Do this: Return the entries below verbatim. Pictures stay out.

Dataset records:
━━━━

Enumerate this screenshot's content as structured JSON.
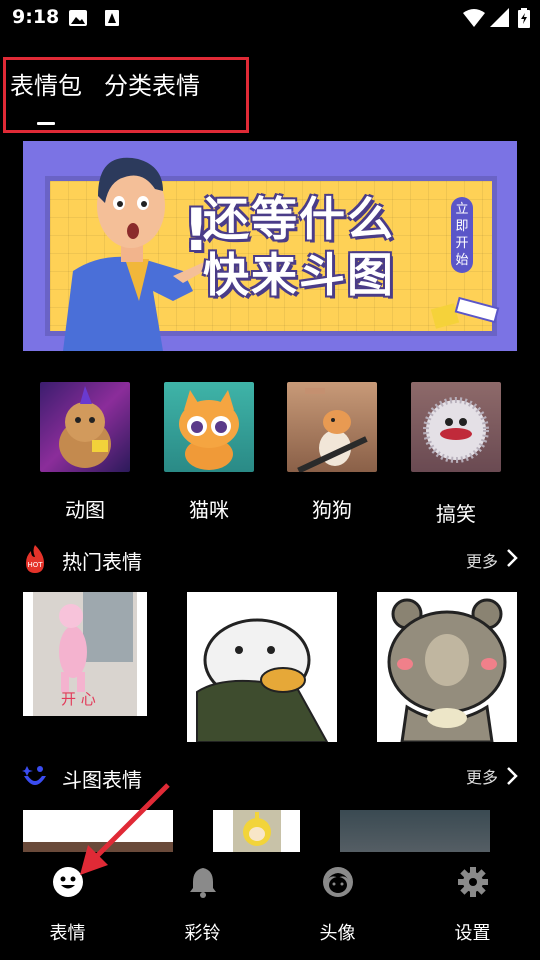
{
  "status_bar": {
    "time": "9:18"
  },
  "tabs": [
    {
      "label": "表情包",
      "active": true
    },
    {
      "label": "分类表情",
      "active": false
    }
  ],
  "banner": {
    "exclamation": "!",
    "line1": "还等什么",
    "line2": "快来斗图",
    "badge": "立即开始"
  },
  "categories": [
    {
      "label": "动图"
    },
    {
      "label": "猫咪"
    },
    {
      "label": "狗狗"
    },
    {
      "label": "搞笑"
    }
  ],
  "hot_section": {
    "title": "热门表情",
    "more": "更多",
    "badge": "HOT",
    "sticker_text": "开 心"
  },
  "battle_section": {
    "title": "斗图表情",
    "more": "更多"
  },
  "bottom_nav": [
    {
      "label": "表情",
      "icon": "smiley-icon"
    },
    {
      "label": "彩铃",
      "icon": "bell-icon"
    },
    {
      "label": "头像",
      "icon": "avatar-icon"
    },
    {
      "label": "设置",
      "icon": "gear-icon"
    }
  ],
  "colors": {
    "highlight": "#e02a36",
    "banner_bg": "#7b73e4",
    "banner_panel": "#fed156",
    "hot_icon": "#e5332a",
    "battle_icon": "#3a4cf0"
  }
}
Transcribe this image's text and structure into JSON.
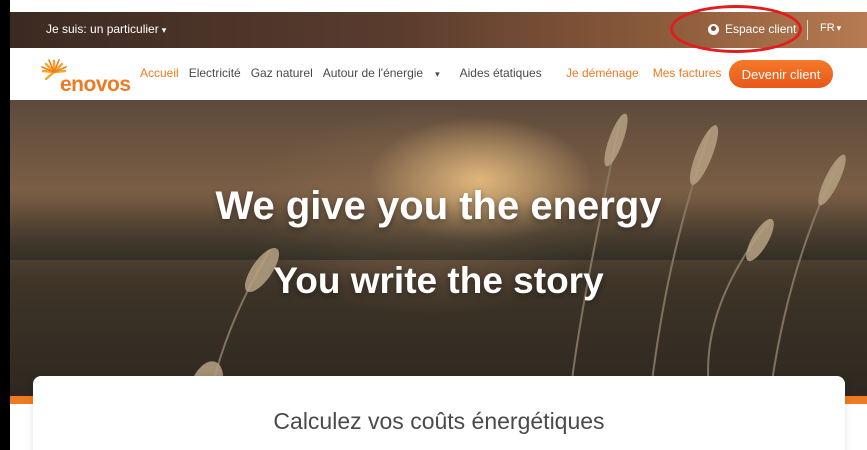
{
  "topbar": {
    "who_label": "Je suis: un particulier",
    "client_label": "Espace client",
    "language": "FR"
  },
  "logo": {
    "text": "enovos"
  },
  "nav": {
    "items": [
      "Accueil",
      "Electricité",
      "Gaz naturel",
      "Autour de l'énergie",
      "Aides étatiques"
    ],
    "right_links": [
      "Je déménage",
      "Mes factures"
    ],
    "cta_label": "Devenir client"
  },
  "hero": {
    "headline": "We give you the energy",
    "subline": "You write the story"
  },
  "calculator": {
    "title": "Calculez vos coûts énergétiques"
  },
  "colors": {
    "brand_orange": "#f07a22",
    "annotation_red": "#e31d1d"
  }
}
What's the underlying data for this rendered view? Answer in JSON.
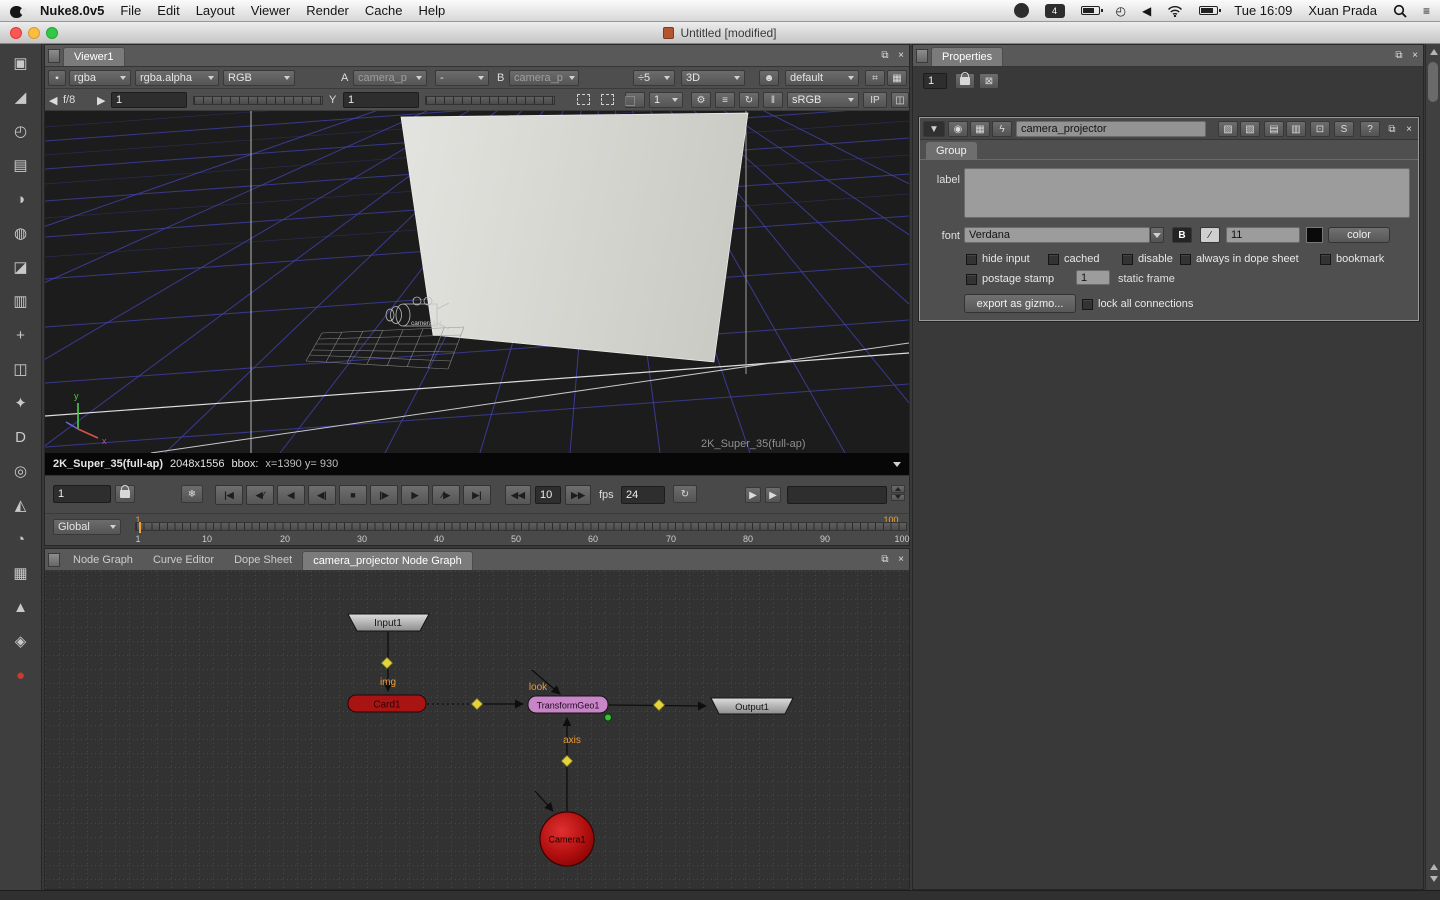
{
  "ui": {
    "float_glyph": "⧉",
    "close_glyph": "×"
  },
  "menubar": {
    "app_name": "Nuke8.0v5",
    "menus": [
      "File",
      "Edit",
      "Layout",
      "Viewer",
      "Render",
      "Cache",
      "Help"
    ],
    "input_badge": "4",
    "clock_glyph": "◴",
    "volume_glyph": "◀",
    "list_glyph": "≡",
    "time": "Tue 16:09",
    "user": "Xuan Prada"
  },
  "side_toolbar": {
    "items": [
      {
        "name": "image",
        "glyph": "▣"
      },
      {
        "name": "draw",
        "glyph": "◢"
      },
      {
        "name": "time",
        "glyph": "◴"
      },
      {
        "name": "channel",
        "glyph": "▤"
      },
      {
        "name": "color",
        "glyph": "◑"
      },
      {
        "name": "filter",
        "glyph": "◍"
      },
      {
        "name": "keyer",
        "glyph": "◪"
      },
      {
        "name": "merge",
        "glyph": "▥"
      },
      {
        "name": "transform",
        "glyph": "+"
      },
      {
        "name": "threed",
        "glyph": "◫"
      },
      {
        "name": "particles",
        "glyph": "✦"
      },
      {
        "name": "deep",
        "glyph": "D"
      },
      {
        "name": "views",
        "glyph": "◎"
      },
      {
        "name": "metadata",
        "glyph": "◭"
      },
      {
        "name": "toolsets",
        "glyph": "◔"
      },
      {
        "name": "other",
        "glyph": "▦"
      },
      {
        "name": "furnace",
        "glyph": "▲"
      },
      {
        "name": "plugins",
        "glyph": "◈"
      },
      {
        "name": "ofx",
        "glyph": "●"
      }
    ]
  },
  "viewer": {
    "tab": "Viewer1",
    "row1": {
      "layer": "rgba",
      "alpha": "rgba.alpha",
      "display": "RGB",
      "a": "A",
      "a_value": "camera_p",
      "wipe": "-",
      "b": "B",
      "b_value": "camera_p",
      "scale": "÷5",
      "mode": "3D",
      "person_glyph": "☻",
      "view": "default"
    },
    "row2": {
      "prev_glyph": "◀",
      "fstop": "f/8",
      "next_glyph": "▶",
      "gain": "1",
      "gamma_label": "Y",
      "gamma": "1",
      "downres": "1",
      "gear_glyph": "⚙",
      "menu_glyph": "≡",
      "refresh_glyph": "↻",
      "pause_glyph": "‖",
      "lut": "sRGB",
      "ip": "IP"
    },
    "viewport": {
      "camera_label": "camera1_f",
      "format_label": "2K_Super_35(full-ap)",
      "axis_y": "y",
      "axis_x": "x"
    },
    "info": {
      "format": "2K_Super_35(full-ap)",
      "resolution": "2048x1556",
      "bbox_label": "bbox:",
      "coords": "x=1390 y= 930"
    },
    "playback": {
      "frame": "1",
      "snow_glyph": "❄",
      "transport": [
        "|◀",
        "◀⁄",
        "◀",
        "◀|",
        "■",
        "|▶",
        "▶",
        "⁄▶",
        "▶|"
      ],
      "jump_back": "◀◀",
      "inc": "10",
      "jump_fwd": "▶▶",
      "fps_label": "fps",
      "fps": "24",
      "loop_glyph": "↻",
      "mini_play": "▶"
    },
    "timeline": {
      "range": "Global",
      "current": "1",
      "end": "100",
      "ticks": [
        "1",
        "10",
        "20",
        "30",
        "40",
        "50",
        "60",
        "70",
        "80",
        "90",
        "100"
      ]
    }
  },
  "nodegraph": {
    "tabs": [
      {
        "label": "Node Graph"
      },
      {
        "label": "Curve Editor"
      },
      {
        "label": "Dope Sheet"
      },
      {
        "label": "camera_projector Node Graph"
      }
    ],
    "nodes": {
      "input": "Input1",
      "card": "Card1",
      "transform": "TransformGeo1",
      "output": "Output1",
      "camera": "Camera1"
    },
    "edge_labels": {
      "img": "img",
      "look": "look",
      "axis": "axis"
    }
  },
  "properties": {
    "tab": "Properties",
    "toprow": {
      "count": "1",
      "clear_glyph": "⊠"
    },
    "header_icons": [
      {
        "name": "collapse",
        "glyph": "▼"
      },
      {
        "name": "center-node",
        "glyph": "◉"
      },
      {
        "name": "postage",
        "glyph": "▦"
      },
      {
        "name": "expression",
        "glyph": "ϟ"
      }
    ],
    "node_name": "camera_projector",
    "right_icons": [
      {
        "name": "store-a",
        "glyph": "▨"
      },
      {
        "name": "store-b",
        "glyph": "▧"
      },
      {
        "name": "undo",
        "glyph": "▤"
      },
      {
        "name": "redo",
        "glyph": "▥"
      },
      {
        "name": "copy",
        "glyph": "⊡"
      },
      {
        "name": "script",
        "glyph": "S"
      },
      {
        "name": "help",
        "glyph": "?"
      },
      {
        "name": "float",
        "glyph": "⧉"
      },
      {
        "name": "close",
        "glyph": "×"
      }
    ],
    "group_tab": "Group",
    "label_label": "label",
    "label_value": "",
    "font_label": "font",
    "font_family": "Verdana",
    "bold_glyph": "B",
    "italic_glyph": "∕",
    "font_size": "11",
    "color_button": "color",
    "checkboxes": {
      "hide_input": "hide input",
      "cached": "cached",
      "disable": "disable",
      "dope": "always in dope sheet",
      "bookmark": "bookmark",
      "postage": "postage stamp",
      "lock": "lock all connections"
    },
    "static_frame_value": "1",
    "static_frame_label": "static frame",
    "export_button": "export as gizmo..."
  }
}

━━━━

Reply to the task:
Enumerate this screenshot's content as structured JSON.
{
  "status_bar": {
    "time": "9:18"
  },
  "tabs": [
    {
      "label": "表情包",
      "active": true
    },
    {
      "label": "分类表情",
      "active": false
    }
  ],
  "banner": {
    "exclamation": "!",
    "line1": "还等什么",
    "line2": "快来斗图",
    "badge": "立即开始"
  },
  "categories": [
    {
      "label": "动图"
    },
    {
      "label": "猫咪"
    },
    {
      "label": "狗狗"
    },
    {
      "label": "搞笑"
    }
  ],
  "hot_section": {
    "title": "热门表情",
    "more": "更多",
    "badge": "HOT",
    "sticker_text": "开 心"
  },
  "battle_section": {
    "title": "斗图表情",
    "more": "更多"
  },
  "bottom_nav": [
    {
      "label": "表情",
      "icon": "smiley-icon"
    },
    {
      "label": "彩铃",
      "icon": "bell-icon"
    },
    {
      "label": "头像",
      "icon": "avatar-icon"
    },
    {
      "label": "设置",
      "icon": "gear-icon"
    }
  ],
  "colors": {
    "highlight": "#e02a36",
    "banner_bg": "#7b73e4",
    "banner_panel": "#fed156",
    "hot_icon": "#e5332a",
    "battle_icon": "#3a4cf0"
  }
}
Transcribe this image's text and structure into JSON.
{
  "topbar": {
    "who_label": "Je suis: un particulier",
    "client_label": "Espace client",
    "language": "FR"
  },
  "logo": {
    "text": "enovos"
  },
  "nav": {
    "items": [
      "Accueil",
      "Electricité",
      "Gaz naturel",
      "Autour de l'énergie",
      "Aides étatiques"
    ],
    "right_links": [
      "Je déménage",
      "Mes factures"
    ],
    "cta_label": "Devenir client"
  },
  "hero": {
    "headline": "We give you the energy",
    "subline": "You write the story"
  },
  "calculator": {
    "title": "Calculez vos coûts énergétiques"
  },
  "colors": {
    "brand_orange": "#f07a22",
    "annotation_red": "#e31d1d"
  }
}
What's the underlying data for this rendered view? Answer in JSON.
{
  "ui": {
    "float_glyph": "⧉",
    "close_glyph": "×"
  },
  "menubar": {
    "app_name": "Nuke8.0v5",
    "menus": [
      "File",
      "Edit",
      "Layout",
      "Viewer",
      "Render",
      "Cache",
      "Help"
    ],
    "input_badge": "4",
    "clock_glyph": "◴",
    "volume_glyph": "◀",
    "list_glyph": "≡",
    "time": "Tue 16:09",
    "user": "Xuan Prada"
  },
  "side_toolbar": {
    "items": [
      {
        "name": "image",
        "glyph": "▣"
      },
      {
        "name": "draw",
        "glyph": "◢"
      },
      {
        "name": "time",
        "glyph": "◴"
      },
      {
        "name": "channel",
        "glyph": "▤"
      },
      {
        "name": "color",
        "glyph": "◑"
      },
      {
        "name": "filter",
        "glyph": "◍"
      },
      {
        "name": "keyer",
        "glyph": "◪"
      },
      {
        "name": "merge",
        "glyph": "▥"
      },
      {
        "name": "transform",
        "glyph": "+"
      },
      {
        "name": "threed",
        "glyph": "◫"
      },
      {
        "name": "particles",
        "glyph": "✦"
      },
      {
        "name": "deep",
        "glyph": "D"
      },
      {
        "name": "views",
        "glyph": "◎"
      },
      {
        "name": "metadata",
        "glyph": "◭"
      },
      {
        "name": "toolsets",
        "glyph": "◔"
      },
      {
        "name": "other",
        "glyph": "▦"
      },
      {
        "name": "furnace",
        "glyph": "▲"
      },
      {
        "name": "plugins",
        "glyph": "◈"
      },
      {
        "name": "ofx",
        "glyph": "●"
      }
    ]
  },
  "viewer": {
    "tab": "Viewer1",
    "row1": {
      "layer": "rgba",
      "alpha": "rgba.alpha",
      "display": "RGB",
      "a": "A",
      "a_value": "camera_p",
      "wipe": "-",
      "b": "B",
      "b_value": "camera_p",
      "scale": "÷5",
      "mode": "3D",
      "person_glyph": "☻",
      "view": "default"
    },
    "row2": {
      "prev_glyph": "◀",
      "fstop": "f/8",
      "next_glyph": "▶",
      "gain": "1",
      "gamma_label": "Y",
      "gamma": "1",
      "downres": "1",
      "gear_glyph": "⚙",
      "menu_glyph": "≡",
      "refresh_glyph": "↻",
      "pause_glyph": "‖",
      "lut": "sRGB",
      "ip": "IP"
    },
    "viewport": {
      "camera_label": "camera1_f",
      "format_label": "2K_Super_35(full-ap)",
      "axis_y": "y",
      "axis_x": "x"
    },
    "info": {
      "format": "2K_Super_35(full-ap)",
      "resolution": "2048x1556",
      "bbox_label": "bbox:",
      "coords": "x=1390 y= 930"
    },
    "playback": {
      "frame": "1",
      "snow_glyph": "❄",
      "transport": [
        "|◀",
        "◀⁄",
        "◀",
        "◀|",
        "■",
        "|▶",
        "▶",
        "⁄▶",
        "▶|"
      ],
      "jump_back": "◀◀",
      "inc": "10",
      "jump_fwd": "▶▶",
      "fps_label": "fps",
      "fps": "24",
      "loop_glyph": "↻",
      "mini_play": "▶"
    },
    "timeline": {
      "range": "Global",
      "current": "1",
      "end": "100",
      "ticks": [
        "1",
        "10",
        "20",
        "30",
        "40",
        "50",
        "60",
        "70",
        "80",
        "90",
        "100"
      ]
    }
  },
  "nodegraph": {
    "tabs": [
      {
        "label": "Node Graph"
      },
      {
        "label": "Curve Editor"
      },
      {
        "label": "Dope Sheet"
      },
      {
        "label": "camera_projector Node Graph"
      }
    ],
    "nodes": {
      "input": "Input1",
      "card": "Card1",
      "transform": "TransformGeo1",
      "output": "Output1",
      "camera": "Camera1"
    },
    "edge_labels": {
      "img": "img",
      "look": "look",
      "axis": "axis"
    }
  },
  "properties": {
    "tab": "Properties",
    "toprow": {
      "count": "1",
      "clear_glyph": "⊠"
    },
    "header_icons": [
      {
        "name": "collapse",
        "glyph": "▼"
      },
      {
        "name": "center-node",
        "glyph": "◉"
      },
      {
        "name": "postage",
        "glyph": "▦"
      },
      {
        "name": "expression",
        "glyph": "ϟ"
      }
    ],
    "node_name": "camera_projector",
    "right_icons": [
      {
        "name": "store-a",
        "glyph": "▨"
      },
      {
        "name": "store-b",
        "glyph": "▧"
      },
      {
        "name": "undo",
        "glyph": "▤"
      },
      {
        "name": "redo",
        "glyph": "▥"
      },
      {
        "name": "copy",
        "glyph": "⊡"
      },
      {
        "name": "script",
        "glyph": "S"
      },
      {
        "name": "help",
        "glyph": "?"
      },
      {
        "name": "float",
        "glyph": "⧉"
      },
      {
        "name": "close",
        "glyph": "×"
      }
    ],
    "group_tab": "Group",
    "label_label": "label",
    "label_value": "",
    "font_label": "font",
    "font_family": "Verdana",
    "bold_glyph": "B",
    "italic_glyph": "∕",
    "font_size": "11",
    "color_button": "color",
    "checkboxes": {
      "hide_input": "hide input",
      "cached": "cached",
      "disable": "disable",
      "dope": "always in dope sheet",
      "bookmark": "bookmark",
      "postage": "postage stamp",
      "lock": "lock all connections"
    },
    "static_frame_value": "1",
    "static_frame_label": "static frame",
    "export_button": "export as gizmo..."
  }
}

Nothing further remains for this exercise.